Transcribe the entries below exactly; leave every image out.

> _Source records_:
╔══

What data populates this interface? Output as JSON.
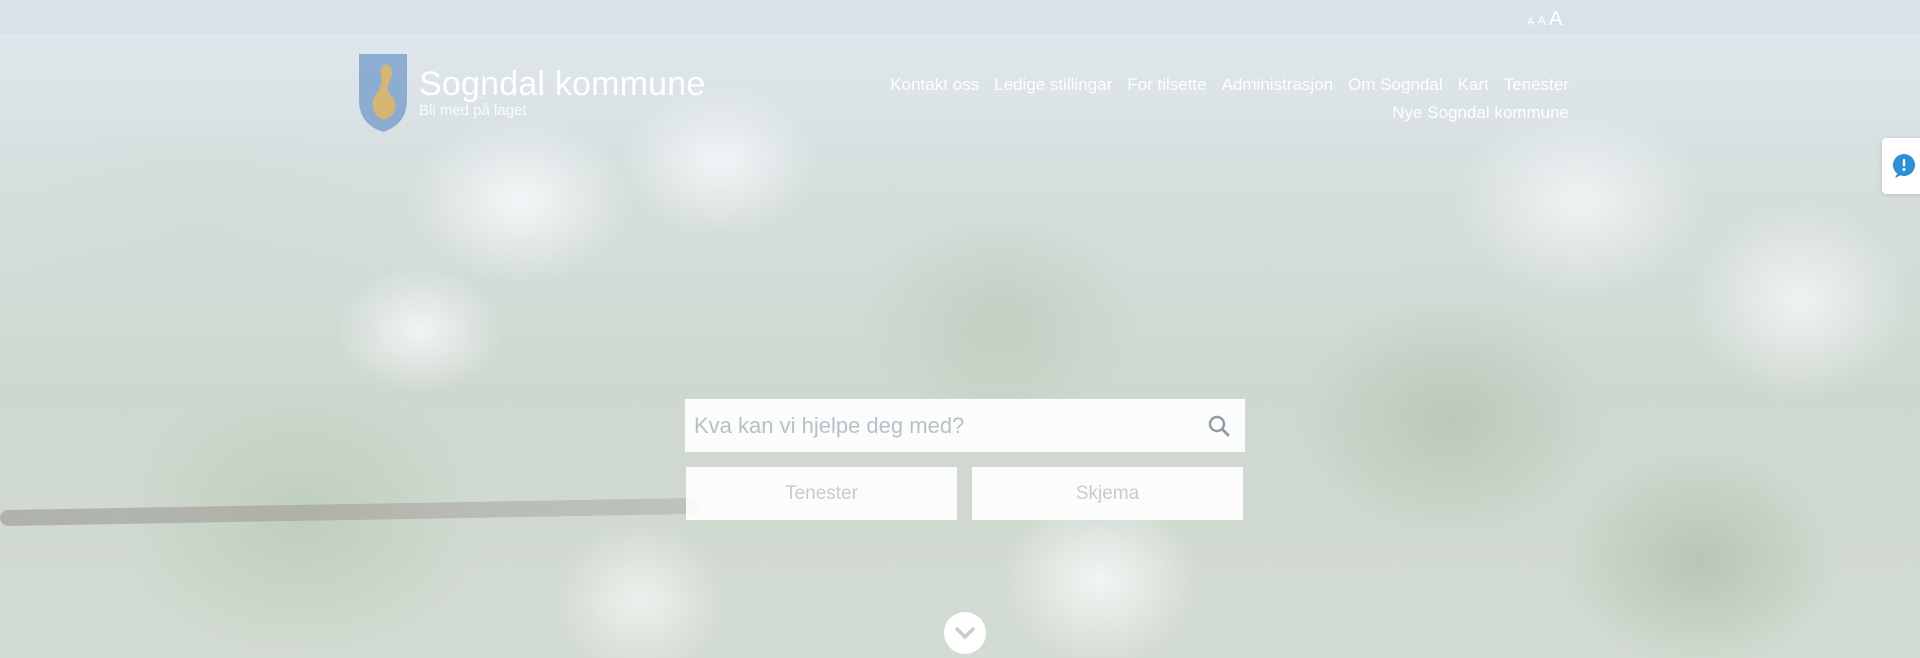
{
  "font_size_controls": [
    "A",
    "A",
    "A"
  ],
  "header": {
    "logo_name": "Sogndal kommune",
    "logo_tagline": "Bli med på laget",
    "nav": [
      "Kontakt oss",
      "Ledige stillingar",
      "For tilsette",
      "Administrasjon",
      "Om Sogndal",
      "Kart",
      "Tenester",
      "Nye Sogndal kommune"
    ]
  },
  "search": {
    "placeholder": "Kva kan vi hjelpe deg med?",
    "icon": "search-icon"
  },
  "quick_buttons": {
    "tenester": "Tenester",
    "skjema": "Skjema"
  },
  "icons": {
    "side_tab": "help-chat-icon",
    "scroll": "chevron-down-icon",
    "logo": "municipal-crest-icon"
  },
  "colors": {
    "crest_blue": "#4a7fbf",
    "crest_gold": "#e9b85a",
    "accent": "#2d8fd5",
    "muted_icon": "#8f9aa2"
  }
}
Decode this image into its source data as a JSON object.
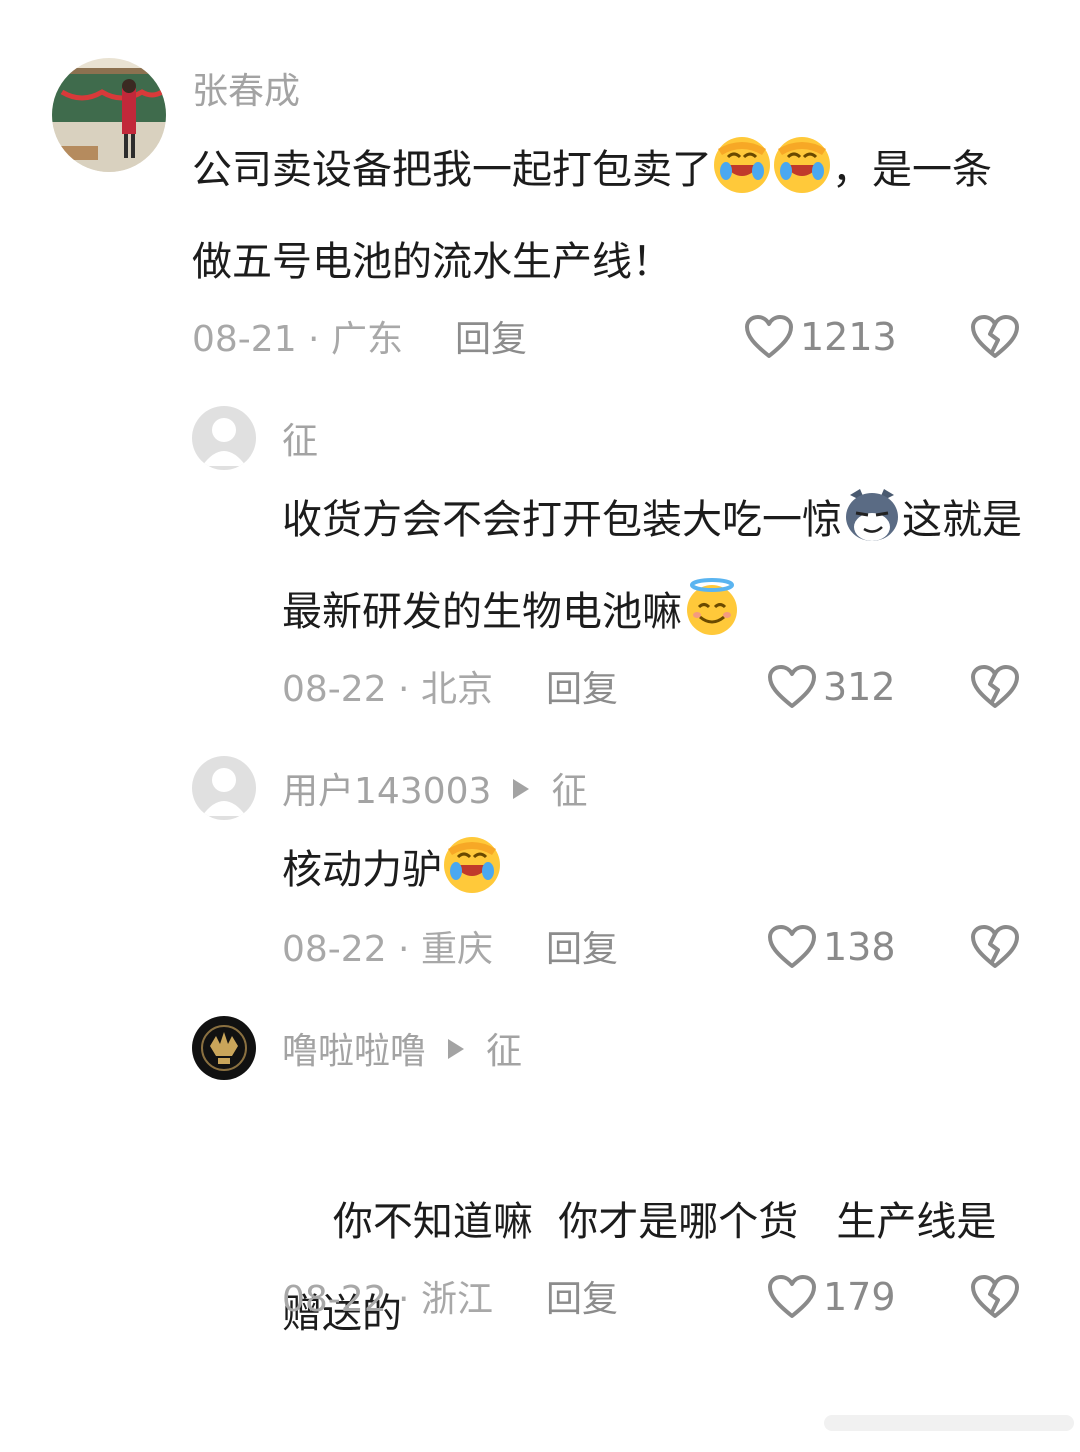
{
  "comments": [
    {
      "username": "张春成",
      "reply_to": "",
      "content_parts": [
        "公司卖设备把我一起打包卖了",
        "，是一条做五号电池的流水生产线！"
      ],
      "emojis": [
        "facepalm-laughing-emoji",
        "facepalm-laughing-emoji"
      ],
      "date_location": "08-21 · 广东",
      "reply_label": "回复",
      "likes": "1213"
    },
    {
      "username": "征",
      "reply_to": "",
      "content_parts": [
        "收货方会不会打开包装大吃一惊",
        "这就是最新研发的生物电池嘛"
      ],
      "emojis": [
        "smirking-dog-emoji",
        "smiling-halo-emoji"
      ],
      "date_location": "08-22 · 北京",
      "reply_label": "回复",
      "likes": "312"
    },
    {
      "username": "用户143003",
      "reply_to": "征",
      "content_parts": [
        "核动力驴"
      ],
      "emojis": [
        "facepalm-laughing-emoji"
      ],
      "date_location": "08-22 · 重庆",
      "reply_label": "回复",
      "likes": "138"
    },
    {
      "username": "噜啦啦噜",
      "reply_to": "征",
      "content_parts": [
        "你不知道嘛  你才是哪个货   生产线是赠送的"
      ],
      "emojis": [],
      "date_location": "08-22 · 浙江",
      "reply_label": "回复",
      "likes": "179"
    }
  ],
  "icons": {
    "like": "heart-outline-icon",
    "dislike": "broken-heart-icon"
  },
  "colors": {
    "text": "#1c1c1c",
    "muted": "#a3a3a3",
    "emoji_yellow": "#ffc93a"
  }
}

╚══

> _Reply_:
What data populates this interface? Output as JSON.
{
  "font_size_controls": [
    "A",
    "A",
    "A"
  ],
  "header": {
    "logo_name": "Sogndal kommune",
    "logo_tagline": "Bli med på laget",
    "nav": [
      "Kontakt oss",
      "Ledige stillingar",
      "For tilsette",
      "Administrasjon",
      "Om Sogndal",
      "Kart",
      "Tenester",
      "Nye Sogndal kommune"
    ]
  },
  "search": {
    "placeholder": "Kva kan vi hjelpe deg med?",
    "icon": "search-icon"
  },
  "quick_buttons": {
    "tenester": "Tenester",
    "skjema": "Skjema"
  },
  "icons": {
    "side_tab": "help-chat-icon",
    "scroll": "chevron-down-icon",
    "logo": "municipal-crest-icon"
  },
  "colors": {
    "crest_blue": "#4a7fbf",
    "crest_gold": "#e9b85a",
    "accent": "#2d8fd5",
    "muted_icon": "#8f9aa2"
  }
}
Decode this image into its source data as a JSON object.
{
  "comments": [
    {
      "username": "张春成",
      "reply_to": "",
      "content_parts": [
        "公司卖设备把我一起打包卖了",
        "，是一条做五号电池的流水生产线！"
      ],
      "emojis": [
        "facepalm-laughing-emoji",
        "facepalm-laughing-emoji"
      ],
      "date_location": "08-21 · 广东",
      "reply_label": "回复",
      "likes": "1213"
    },
    {
      "username": "征",
      "reply_to": "",
      "content_parts": [
        "收货方会不会打开包装大吃一惊",
        "这就是最新研发的生物电池嘛"
      ],
      "emojis": [
        "smirking-dog-emoji",
        "smiling-halo-emoji"
      ],
      "date_location": "08-22 · 北京",
      "reply_label": "回复",
      "likes": "312"
    },
    {
      "username": "用户143003",
      "reply_to": "征",
      "content_parts": [
        "核动力驴"
      ],
      "emojis": [
        "facepalm-laughing-emoji"
      ],
      "date_location": "08-22 · 重庆",
      "reply_label": "回复",
      "likes": "138"
    },
    {
      "username": "噜啦啦噜",
      "reply_to": "征",
      "content_parts": [
        "你不知道嘛  你才是哪个货   生产线是赠送的"
      ],
      "emojis": [],
      "date_location": "08-22 · 浙江",
      "reply_label": "回复",
      "likes": "179"
    }
  ],
  "icons": {
    "like": "heart-outline-icon",
    "dislike": "broken-heart-icon"
  },
  "colors": {
    "text": "#1c1c1c",
    "muted": "#a3a3a3",
    "emoji_yellow": "#ffc93a"
  }
}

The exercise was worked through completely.